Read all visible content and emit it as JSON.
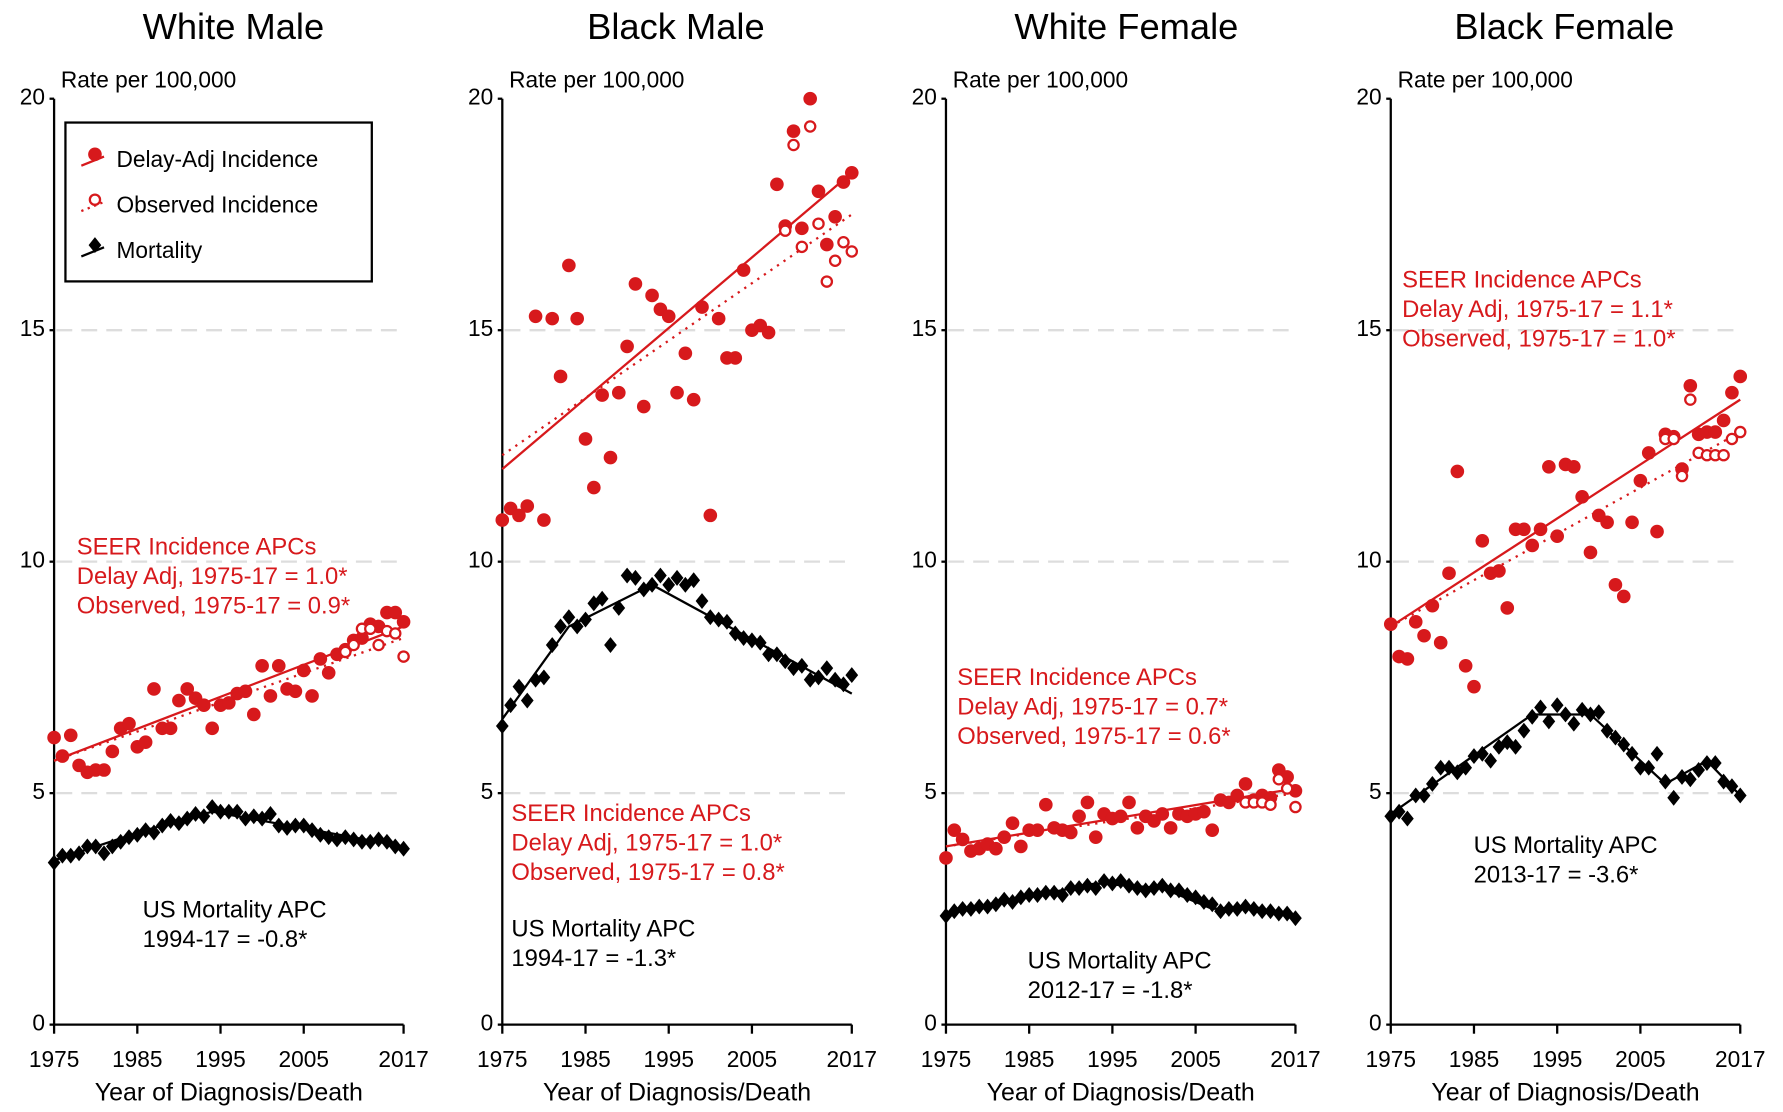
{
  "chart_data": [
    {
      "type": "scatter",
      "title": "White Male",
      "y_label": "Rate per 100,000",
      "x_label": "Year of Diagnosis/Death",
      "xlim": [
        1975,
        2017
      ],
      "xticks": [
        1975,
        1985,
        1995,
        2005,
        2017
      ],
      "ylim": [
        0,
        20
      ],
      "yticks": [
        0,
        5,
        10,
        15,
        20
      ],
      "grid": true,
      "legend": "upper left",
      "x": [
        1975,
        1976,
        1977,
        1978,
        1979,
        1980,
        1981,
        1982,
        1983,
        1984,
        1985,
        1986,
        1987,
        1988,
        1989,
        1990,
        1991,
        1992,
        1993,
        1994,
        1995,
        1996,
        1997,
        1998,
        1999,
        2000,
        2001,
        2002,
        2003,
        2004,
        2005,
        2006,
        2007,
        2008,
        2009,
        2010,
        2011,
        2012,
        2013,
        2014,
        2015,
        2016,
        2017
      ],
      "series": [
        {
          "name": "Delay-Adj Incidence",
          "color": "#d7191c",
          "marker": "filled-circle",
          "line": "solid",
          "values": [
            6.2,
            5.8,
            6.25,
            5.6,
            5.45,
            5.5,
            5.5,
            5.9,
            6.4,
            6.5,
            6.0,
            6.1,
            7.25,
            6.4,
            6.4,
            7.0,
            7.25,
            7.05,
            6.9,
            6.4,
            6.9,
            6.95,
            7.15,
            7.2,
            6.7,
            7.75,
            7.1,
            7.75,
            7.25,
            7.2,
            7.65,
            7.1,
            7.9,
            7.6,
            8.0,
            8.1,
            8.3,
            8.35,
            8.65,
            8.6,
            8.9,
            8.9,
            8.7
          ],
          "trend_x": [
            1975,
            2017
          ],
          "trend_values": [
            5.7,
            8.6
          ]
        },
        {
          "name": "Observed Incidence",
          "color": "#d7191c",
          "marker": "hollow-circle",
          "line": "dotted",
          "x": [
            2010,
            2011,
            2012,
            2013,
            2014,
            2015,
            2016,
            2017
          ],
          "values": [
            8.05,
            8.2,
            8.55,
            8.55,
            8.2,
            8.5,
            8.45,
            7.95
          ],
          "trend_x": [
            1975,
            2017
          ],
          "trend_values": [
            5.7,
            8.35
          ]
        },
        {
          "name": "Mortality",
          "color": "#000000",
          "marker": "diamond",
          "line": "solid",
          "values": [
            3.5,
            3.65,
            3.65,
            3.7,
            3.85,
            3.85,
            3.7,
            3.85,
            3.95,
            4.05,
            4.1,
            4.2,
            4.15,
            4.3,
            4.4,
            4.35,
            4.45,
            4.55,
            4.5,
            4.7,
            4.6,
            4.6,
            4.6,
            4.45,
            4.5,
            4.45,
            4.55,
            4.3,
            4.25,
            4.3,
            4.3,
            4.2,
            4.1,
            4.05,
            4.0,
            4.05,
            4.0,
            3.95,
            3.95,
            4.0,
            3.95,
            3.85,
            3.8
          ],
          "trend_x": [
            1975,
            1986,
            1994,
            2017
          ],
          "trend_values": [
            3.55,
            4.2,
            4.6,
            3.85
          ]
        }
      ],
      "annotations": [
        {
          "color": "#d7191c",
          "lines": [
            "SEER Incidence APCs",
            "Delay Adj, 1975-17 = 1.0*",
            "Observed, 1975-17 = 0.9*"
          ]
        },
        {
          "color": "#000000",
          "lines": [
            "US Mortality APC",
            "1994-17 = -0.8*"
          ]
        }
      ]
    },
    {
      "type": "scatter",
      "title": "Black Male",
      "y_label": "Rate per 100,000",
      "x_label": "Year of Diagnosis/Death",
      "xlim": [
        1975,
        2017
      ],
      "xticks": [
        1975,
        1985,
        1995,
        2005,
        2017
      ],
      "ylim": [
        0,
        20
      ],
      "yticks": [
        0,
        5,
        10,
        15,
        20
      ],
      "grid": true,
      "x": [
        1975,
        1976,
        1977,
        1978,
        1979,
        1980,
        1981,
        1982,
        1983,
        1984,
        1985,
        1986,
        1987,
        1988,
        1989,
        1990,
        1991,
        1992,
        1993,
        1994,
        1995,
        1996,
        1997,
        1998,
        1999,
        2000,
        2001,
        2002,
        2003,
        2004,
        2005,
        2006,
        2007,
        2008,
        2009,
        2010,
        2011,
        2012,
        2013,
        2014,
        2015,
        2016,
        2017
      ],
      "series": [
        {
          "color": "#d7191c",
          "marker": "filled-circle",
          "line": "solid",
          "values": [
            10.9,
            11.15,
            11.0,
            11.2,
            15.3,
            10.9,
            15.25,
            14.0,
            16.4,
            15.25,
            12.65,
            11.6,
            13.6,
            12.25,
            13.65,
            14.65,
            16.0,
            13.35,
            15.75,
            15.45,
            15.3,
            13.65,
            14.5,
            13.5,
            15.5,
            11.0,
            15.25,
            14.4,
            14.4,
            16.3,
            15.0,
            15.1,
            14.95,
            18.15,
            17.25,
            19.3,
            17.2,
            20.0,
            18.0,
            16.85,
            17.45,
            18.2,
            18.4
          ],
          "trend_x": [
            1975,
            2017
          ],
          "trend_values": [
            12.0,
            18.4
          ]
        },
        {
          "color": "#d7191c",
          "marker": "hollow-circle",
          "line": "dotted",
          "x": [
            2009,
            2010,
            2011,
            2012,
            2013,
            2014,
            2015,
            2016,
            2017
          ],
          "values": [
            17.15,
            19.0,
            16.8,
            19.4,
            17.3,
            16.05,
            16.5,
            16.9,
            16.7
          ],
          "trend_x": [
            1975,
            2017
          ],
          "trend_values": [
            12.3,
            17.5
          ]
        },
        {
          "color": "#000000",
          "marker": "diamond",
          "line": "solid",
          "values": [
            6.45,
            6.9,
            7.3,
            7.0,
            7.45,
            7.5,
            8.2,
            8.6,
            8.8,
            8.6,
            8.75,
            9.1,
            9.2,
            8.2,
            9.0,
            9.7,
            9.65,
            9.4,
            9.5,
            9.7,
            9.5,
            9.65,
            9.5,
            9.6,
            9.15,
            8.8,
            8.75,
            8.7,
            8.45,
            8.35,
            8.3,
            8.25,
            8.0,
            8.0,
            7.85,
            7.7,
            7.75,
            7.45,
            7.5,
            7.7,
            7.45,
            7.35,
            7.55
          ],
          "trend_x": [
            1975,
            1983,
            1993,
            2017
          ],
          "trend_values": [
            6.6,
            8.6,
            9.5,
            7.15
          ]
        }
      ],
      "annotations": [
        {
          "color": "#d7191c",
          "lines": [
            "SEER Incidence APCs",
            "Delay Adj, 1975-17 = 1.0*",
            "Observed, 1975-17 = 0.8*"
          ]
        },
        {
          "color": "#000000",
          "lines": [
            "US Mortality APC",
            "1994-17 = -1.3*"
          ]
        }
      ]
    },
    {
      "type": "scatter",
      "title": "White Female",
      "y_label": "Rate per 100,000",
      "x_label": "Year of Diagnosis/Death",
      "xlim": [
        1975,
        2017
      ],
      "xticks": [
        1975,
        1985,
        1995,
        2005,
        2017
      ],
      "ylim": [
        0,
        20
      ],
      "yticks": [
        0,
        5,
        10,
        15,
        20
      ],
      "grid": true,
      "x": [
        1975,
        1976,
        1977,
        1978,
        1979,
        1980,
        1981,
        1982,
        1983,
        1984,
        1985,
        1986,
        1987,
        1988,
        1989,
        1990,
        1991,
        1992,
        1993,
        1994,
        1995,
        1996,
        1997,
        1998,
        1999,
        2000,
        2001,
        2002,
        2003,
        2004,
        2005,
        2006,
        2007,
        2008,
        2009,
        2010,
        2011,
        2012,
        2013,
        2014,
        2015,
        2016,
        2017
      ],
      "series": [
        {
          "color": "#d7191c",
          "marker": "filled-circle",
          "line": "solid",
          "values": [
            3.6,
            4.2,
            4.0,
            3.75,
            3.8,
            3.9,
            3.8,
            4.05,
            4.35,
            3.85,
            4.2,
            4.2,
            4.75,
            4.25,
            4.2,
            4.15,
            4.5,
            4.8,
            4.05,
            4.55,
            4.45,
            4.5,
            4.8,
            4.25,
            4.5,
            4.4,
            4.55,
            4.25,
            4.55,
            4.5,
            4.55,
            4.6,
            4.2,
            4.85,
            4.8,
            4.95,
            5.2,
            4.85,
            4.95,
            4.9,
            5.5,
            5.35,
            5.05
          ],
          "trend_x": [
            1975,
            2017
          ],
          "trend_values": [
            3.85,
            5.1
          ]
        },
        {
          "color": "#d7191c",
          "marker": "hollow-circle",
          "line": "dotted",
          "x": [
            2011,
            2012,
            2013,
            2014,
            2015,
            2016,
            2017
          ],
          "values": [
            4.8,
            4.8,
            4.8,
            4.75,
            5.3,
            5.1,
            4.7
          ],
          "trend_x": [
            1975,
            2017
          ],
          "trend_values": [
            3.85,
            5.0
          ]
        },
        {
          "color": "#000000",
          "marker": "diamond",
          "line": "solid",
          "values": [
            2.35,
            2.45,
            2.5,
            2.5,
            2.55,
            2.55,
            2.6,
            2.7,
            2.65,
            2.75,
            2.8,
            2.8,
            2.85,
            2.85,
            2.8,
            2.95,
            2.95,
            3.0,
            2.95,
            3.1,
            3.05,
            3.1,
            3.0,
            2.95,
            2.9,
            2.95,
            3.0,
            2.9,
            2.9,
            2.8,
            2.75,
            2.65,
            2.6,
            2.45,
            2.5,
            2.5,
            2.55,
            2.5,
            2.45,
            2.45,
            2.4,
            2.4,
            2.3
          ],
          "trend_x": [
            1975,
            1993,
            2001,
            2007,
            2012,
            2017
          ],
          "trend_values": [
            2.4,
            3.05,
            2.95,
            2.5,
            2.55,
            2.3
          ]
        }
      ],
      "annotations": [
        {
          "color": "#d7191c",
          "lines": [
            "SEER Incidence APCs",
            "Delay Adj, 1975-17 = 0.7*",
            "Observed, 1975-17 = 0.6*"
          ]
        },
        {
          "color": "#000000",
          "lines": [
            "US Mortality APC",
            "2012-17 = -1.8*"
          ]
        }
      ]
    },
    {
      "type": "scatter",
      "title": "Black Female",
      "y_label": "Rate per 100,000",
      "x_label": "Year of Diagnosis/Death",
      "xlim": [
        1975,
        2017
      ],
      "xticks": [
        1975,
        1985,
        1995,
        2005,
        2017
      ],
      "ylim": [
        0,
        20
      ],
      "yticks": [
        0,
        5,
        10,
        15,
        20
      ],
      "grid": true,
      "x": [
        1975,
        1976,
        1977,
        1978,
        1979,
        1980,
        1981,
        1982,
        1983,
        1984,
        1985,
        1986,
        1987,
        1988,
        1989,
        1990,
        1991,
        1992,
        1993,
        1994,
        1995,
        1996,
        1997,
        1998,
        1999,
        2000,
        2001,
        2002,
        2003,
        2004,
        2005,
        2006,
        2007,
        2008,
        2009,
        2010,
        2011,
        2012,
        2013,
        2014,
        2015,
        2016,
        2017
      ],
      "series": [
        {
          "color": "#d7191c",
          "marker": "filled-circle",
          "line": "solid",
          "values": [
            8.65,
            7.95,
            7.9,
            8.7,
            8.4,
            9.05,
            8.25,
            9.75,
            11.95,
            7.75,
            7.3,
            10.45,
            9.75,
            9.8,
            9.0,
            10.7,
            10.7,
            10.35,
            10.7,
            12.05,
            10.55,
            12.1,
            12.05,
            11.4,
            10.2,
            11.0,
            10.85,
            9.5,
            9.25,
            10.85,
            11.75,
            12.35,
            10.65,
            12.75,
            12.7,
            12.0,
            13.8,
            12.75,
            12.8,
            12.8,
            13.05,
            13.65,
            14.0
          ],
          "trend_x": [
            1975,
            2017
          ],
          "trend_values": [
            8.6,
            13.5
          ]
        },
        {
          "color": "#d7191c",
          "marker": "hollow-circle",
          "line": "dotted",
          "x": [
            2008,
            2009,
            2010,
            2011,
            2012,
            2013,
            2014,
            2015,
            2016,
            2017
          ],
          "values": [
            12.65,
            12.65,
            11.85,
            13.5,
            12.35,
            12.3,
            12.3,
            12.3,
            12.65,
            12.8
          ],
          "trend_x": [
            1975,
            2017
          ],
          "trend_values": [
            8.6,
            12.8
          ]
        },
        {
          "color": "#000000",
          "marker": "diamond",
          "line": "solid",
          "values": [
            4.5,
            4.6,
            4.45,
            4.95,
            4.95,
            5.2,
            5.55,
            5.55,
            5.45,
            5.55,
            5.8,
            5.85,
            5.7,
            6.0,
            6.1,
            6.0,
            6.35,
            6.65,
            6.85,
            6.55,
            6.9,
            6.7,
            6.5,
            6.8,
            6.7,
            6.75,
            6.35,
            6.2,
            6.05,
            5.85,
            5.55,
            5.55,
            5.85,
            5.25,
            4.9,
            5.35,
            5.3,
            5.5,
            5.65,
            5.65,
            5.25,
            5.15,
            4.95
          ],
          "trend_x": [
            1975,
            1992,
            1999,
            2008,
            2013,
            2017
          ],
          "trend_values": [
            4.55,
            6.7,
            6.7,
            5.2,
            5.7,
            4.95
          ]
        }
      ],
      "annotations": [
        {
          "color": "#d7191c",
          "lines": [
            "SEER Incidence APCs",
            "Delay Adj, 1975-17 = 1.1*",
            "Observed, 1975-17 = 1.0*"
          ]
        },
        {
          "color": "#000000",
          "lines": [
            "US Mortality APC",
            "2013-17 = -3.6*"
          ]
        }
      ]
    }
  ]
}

- - -

*Goal*:
Tell how many lines of the material above hold "White", answering with a bare number.

*Answer to the problem*:
2